**Stored data**
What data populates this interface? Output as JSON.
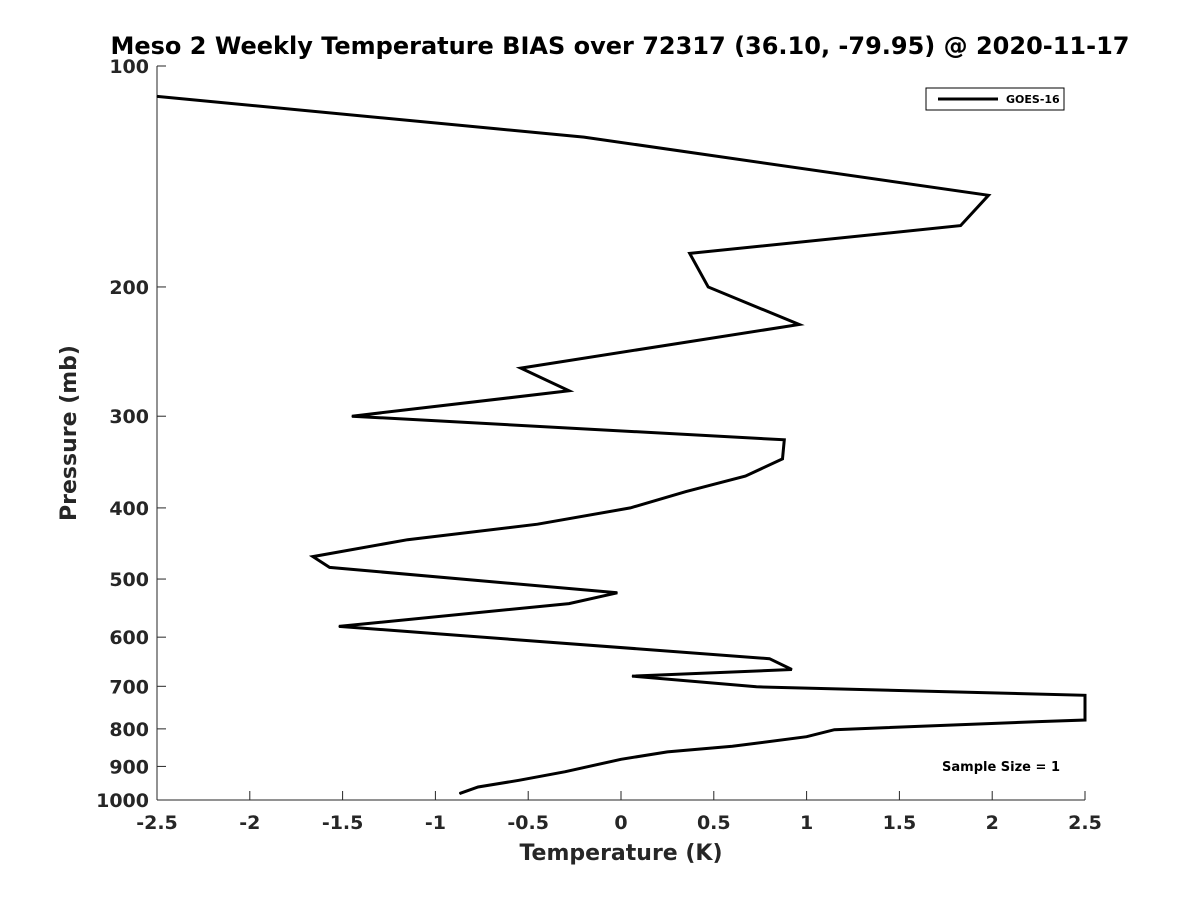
{
  "chart_data": {
    "type": "line",
    "title": "Meso 2 Weekly Temperature BIAS over 72317 (36.10, -79.95) @ 2020-11-17",
    "xlabel": "Temperature (K)",
    "ylabel": "Pressure (mb)",
    "xlim": [
      -2.5,
      2.5
    ],
    "ylim": [
      100,
      1000
    ],
    "y_scale": "log",
    "y_reversed": true,
    "x_ticks": [
      -2.5,
      -2,
      -1.5,
      -1,
      -0.5,
      0,
      0.5,
      1,
      1.5,
      2,
      2.5
    ],
    "x_tick_labels": [
      "-2.5",
      "-2",
      "-1.5",
      "-1",
      "-0.5",
      "0",
      "0.5",
      "1",
      "1.5",
      "2",
      "2.5"
    ],
    "y_ticks": [
      100,
      200,
      300,
      400,
      500,
      600,
      700,
      800,
      900,
      1000
    ],
    "y_tick_labels": [
      "100",
      "200",
      "300",
      "400",
      "500",
      "600",
      "700",
      "800",
      "900",
      "1000"
    ],
    "grid": false,
    "legend_position": "top-right",
    "annotation": "Sample Size = 1",
    "color": "#000000",
    "series": [
      {
        "name": "GOES-16",
        "points": [
          {
            "x": -2.5,
            "y": 110
          },
          {
            "x": -0.2,
            "y": 125
          },
          {
            "x": 1.98,
            "y": 150
          },
          {
            "x": 1.83,
            "y": 165
          },
          {
            "x": 0.37,
            "y": 180
          },
          {
            "x": 0.47,
            "y": 200
          },
          {
            "x": 0.96,
            "y": 225
          },
          {
            "x": 0.25,
            "y": 240
          },
          {
            "x": -0.54,
            "y": 258
          },
          {
            "x": -0.28,
            "y": 277
          },
          {
            "x": -1.45,
            "y": 300
          },
          {
            "x": 0.88,
            "y": 323
          },
          {
            "x": 0.87,
            "y": 343
          },
          {
            "x": 0.67,
            "y": 362
          },
          {
            "x": 0.35,
            "y": 380
          },
          {
            "x": 0.05,
            "y": 400
          },
          {
            "x": -0.45,
            "y": 421
          },
          {
            "x": -1.15,
            "y": 442
          },
          {
            "x": -1.66,
            "y": 466
          },
          {
            "x": -1.57,
            "y": 482
          },
          {
            "x": -0.02,
            "y": 522
          },
          {
            "x": -0.28,
            "y": 540
          },
          {
            "x": -1.52,
            "y": 580
          },
          {
            "x": 0.8,
            "y": 642
          },
          {
            "x": 0.92,
            "y": 664
          },
          {
            "x": 0.06,
            "y": 678
          },
          {
            "x": 0.73,
            "y": 701
          },
          {
            "x": 2.5,
            "y": 720
          },
          {
            "x": 2.5,
            "y": 778
          },
          {
            "x": 2.25,
            "y": 782
          },
          {
            "x": 1.15,
            "y": 802
          },
          {
            "x": 1.0,
            "y": 820
          },
          {
            "x": 0.6,
            "y": 845
          },
          {
            "x": 0.25,
            "y": 860
          },
          {
            "x": 0.0,
            "y": 880
          },
          {
            "x": -0.3,
            "y": 915
          },
          {
            "x": -0.55,
            "y": 940
          },
          {
            "x": -0.77,
            "y": 960
          },
          {
            "x": -0.87,
            "y": 980
          }
        ]
      }
    ]
  }
}
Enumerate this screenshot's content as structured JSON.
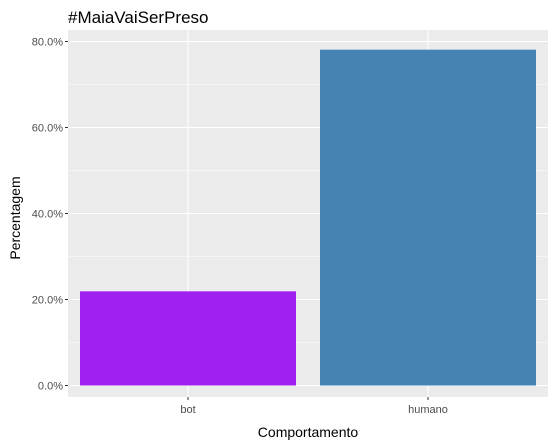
{
  "chart_data": {
    "type": "bar",
    "title": "#MaiaVaiSerPreso",
    "xlabel": "Comportamento",
    "ylabel": "Percentagem",
    "categories": [
      "bot",
      "humano"
    ],
    "values": [
      0.219,
      0.781
    ],
    "colors": [
      "#A020F0",
      "#4682B4"
    ],
    "ylim": [
      0,
      0.8
    ],
    "yticks": [
      0,
      0.2,
      0.4,
      0.6,
      0.8
    ],
    "ytick_labels": [
      "0.0%",
      "20.0%",
      "40.0%",
      "60.0%",
      "80.0%"
    ],
    "panel_background": "#EBEBEB",
    "grid": true,
    "legend": "none"
  }
}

**Short exercise**
Search the entries for the word "JSON", then gather every line that has it.

**The completed task**
What data populates this interface? Output as JSON.
Enumerate this screenshot's content as structured JSON.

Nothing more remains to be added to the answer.